>> START THE DATA
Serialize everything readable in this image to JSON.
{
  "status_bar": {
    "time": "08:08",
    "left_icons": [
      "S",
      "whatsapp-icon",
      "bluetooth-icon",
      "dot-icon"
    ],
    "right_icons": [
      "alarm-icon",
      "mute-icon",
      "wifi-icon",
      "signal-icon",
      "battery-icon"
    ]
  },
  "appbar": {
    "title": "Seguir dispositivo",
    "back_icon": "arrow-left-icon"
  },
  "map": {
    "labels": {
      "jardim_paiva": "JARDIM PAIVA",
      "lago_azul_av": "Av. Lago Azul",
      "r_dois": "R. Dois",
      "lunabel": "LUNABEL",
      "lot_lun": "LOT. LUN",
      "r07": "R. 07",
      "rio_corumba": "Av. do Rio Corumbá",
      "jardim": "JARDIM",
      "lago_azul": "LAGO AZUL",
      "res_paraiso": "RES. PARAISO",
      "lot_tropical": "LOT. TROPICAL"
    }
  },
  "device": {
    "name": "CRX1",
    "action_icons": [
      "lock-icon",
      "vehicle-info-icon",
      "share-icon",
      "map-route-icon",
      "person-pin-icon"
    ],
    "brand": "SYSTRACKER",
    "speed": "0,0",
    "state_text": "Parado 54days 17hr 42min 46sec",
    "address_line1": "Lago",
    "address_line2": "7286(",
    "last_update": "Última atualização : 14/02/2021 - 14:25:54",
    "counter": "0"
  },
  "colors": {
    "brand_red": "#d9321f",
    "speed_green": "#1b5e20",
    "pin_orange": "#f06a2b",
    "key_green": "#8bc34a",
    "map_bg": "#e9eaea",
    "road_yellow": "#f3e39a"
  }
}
>> END THE DATA
# EXERCISE BRIEF
Restate all of the entries exactly, please.

# THE COMPLETED TASK
Serialize everything readable in this image to JSON.
{
  "status_bar": {
    "time": "08:08",
    "left_icons": [
      "S",
      "whatsapp-icon",
      "bluetooth-icon",
      "dot-icon"
    ],
    "right_icons": [
      "alarm-icon",
      "mute-icon",
      "wifi-icon",
      "signal-icon",
      "battery-icon"
    ]
  },
  "appbar": {
    "title": "Seguir dispositivo",
    "back_icon": "arrow-left-icon"
  },
  "map": {
    "labels": {
      "jardim_paiva": "JARDIM PAIVA",
      "lago_azul_av": "Av. Lago Azul",
      "r_dois": "R. Dois",
      "lunabel": "LUNABEL",
      "lot_lun": "LOT. LUN",
      "r07": "R. 07",
      "rio_corumba": "Av. do Rio Corumbá",
      "jardim": "JARDIM",
      "lago_azul": "LAGO AZUL",
      "res_paraiso": "RES. PARAISO",
      "lot_tropical": "LOT. TROPICAL"
    }
  },
  "device": {
    "name": "CRX1",
    "action_icons": [
      "lock-icon",
      "vehicle-info-icon",
      "share-icon",
      "map-route-icon",
      "person-pin-icon"
    ],
    "brand": "SYSTRACKER",
    "speed": "0,0",
    "state_text": "Parado 54days 17hr 42min 46sec",
    "address_line1": "Lago",
    "address_line2": "7286(",
    "last_update": "Última atualização : 14/02/2021 - 14:25:54",
    "counter": "0"
  },
  "colors": {
    "brand_red": "#d9321f",
    "speed_green": "#1b5e20",
    "pin_orange": "#f06a2b",
    "key_green": "#8bc34a",
    "map_bg": "#e9eaea",
    "road_yellow": "#f3e39a"
  }
}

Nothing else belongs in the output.